## DESCRIPTION OF THE TASK:
Show every line of the data below that contains the word "await", copying each line in full.
— Start of RECORDS SUPPLIED —
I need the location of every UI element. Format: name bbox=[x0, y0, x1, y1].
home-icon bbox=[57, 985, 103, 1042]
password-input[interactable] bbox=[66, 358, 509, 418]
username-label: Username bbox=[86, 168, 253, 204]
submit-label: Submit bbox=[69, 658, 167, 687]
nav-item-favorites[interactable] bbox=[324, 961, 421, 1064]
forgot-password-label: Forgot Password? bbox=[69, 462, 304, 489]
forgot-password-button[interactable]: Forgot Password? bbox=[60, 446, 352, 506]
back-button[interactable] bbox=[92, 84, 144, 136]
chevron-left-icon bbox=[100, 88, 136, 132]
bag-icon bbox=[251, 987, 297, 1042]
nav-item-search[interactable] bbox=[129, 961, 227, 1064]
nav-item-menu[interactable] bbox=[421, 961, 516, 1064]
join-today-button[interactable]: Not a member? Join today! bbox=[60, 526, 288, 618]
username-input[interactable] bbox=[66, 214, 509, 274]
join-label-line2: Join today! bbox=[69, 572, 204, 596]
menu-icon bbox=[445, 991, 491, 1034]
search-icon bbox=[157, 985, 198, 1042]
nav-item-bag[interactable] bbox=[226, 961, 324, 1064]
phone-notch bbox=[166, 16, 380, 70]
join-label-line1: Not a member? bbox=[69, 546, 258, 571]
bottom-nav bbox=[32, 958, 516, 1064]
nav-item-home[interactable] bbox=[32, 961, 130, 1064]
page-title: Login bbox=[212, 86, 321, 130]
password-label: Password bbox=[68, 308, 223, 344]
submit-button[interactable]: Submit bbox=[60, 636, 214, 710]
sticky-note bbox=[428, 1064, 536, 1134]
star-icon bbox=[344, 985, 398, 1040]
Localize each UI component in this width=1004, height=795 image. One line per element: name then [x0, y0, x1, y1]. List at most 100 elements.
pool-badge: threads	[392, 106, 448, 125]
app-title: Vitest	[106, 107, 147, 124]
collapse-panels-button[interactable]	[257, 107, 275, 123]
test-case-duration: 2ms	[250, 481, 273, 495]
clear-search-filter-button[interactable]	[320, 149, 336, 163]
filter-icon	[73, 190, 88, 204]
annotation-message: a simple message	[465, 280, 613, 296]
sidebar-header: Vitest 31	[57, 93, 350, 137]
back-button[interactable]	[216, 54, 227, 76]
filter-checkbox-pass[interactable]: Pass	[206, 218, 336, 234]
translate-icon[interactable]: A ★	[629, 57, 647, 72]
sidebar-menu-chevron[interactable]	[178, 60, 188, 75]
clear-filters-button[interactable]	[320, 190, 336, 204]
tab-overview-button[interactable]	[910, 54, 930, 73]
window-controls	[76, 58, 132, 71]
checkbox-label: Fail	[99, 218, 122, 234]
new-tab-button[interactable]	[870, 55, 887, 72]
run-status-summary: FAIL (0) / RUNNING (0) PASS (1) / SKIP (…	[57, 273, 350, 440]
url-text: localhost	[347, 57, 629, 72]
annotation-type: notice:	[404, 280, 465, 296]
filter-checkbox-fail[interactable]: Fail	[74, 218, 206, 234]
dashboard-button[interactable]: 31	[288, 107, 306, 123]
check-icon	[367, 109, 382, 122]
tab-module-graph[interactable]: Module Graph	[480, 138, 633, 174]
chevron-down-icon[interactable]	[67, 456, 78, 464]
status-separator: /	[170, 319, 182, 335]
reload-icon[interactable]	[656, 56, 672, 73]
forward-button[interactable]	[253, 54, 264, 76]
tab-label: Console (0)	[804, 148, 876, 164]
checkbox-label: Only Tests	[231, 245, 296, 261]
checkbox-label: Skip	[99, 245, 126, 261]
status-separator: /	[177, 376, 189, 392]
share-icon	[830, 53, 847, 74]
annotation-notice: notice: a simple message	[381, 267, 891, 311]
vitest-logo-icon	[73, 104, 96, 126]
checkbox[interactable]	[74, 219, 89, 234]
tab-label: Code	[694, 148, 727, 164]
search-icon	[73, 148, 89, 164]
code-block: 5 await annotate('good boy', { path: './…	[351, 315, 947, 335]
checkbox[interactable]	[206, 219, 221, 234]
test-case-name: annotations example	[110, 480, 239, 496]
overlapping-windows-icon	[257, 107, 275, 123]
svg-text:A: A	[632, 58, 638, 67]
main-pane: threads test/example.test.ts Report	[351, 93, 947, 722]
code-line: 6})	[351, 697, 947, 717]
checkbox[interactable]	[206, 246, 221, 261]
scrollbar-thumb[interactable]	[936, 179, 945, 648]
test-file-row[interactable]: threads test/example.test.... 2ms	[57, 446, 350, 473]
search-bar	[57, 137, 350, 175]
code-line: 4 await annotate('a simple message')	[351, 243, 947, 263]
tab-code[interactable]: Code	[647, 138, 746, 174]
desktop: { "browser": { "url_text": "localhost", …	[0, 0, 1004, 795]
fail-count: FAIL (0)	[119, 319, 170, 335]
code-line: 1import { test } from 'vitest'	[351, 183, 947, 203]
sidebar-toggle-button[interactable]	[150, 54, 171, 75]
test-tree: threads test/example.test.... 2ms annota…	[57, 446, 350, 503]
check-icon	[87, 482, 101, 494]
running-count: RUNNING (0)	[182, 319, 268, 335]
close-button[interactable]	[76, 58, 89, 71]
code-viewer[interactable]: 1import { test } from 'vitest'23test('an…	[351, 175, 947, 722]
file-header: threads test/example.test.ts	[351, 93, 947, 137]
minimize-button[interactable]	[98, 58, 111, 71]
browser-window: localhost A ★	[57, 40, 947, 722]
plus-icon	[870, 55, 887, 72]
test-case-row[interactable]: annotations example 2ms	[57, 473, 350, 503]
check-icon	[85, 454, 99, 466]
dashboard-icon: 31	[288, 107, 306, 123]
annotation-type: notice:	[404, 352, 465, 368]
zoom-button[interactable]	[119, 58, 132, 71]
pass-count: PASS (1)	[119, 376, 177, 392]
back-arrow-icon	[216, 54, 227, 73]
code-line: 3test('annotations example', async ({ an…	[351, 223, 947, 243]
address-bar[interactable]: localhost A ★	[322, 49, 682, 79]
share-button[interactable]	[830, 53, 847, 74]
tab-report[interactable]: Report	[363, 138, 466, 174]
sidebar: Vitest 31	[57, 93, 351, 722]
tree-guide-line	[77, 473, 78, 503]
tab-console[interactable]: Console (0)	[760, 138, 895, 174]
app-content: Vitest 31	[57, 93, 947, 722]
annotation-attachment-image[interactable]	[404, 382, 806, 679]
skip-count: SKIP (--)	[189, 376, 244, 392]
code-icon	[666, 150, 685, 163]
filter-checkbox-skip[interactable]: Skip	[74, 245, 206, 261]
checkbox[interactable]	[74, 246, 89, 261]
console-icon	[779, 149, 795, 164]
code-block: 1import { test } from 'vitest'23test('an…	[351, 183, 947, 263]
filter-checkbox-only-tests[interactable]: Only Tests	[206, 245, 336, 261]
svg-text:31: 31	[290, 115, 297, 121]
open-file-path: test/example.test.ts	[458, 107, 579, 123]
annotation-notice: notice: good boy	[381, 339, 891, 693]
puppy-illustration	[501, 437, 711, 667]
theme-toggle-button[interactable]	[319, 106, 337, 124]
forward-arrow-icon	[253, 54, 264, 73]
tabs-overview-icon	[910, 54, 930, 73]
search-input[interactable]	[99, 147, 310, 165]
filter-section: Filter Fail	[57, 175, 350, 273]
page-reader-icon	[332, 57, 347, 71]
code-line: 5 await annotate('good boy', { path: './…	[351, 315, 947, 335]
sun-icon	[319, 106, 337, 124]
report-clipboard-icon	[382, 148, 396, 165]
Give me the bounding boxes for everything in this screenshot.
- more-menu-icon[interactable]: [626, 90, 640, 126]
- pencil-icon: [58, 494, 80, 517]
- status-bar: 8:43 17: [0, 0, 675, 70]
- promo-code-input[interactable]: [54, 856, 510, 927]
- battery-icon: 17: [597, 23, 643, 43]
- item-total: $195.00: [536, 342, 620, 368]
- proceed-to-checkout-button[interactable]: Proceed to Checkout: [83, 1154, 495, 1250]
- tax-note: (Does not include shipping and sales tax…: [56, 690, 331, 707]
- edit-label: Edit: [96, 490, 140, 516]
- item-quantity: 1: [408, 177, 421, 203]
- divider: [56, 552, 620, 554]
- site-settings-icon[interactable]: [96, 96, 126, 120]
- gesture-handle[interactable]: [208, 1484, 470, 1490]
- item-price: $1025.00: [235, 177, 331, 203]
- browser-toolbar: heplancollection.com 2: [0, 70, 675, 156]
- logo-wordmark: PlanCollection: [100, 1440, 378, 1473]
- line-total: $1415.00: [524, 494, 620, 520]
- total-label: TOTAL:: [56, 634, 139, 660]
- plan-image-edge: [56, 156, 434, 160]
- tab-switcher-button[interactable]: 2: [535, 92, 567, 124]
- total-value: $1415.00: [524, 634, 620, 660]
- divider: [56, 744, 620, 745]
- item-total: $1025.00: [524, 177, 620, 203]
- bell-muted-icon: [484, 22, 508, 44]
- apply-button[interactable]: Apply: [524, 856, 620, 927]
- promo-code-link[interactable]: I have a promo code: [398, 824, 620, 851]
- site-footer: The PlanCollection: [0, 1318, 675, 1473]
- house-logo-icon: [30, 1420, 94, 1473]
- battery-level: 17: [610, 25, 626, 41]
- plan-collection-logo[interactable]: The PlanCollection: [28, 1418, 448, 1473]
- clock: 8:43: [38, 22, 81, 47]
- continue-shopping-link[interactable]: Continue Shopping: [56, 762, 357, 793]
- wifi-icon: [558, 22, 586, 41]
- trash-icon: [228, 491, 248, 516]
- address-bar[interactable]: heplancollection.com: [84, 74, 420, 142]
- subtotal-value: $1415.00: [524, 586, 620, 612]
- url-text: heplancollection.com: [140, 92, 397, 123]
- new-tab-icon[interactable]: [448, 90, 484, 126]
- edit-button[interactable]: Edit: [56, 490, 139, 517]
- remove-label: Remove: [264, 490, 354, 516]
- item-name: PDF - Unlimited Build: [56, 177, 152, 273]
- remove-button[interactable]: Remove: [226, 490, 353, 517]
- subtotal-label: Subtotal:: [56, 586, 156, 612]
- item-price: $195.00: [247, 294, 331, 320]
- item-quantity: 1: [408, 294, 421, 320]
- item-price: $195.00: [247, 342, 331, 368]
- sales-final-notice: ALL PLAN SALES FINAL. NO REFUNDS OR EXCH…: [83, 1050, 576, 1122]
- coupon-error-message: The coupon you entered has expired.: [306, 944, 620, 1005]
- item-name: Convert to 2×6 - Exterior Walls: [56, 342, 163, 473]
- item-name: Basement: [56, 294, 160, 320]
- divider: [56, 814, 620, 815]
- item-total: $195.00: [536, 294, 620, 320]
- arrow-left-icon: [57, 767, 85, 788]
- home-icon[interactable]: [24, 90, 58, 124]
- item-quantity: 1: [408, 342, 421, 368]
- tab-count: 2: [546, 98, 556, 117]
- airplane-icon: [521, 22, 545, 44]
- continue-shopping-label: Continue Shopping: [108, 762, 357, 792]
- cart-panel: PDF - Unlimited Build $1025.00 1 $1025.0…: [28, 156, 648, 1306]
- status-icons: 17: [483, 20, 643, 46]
— End of RECORDS SUPPLIED —
## ANSWER FOR THE TASK:
code-block: 5 await annotate('good boy', { path: './…	[351, 315, 947, 335]
code-line: 4 await annotate('a simple message')	[351, 243, 947, 263]
code-line: 5 await annotate('good boy', { path: './…	[351, 315, 947, 335]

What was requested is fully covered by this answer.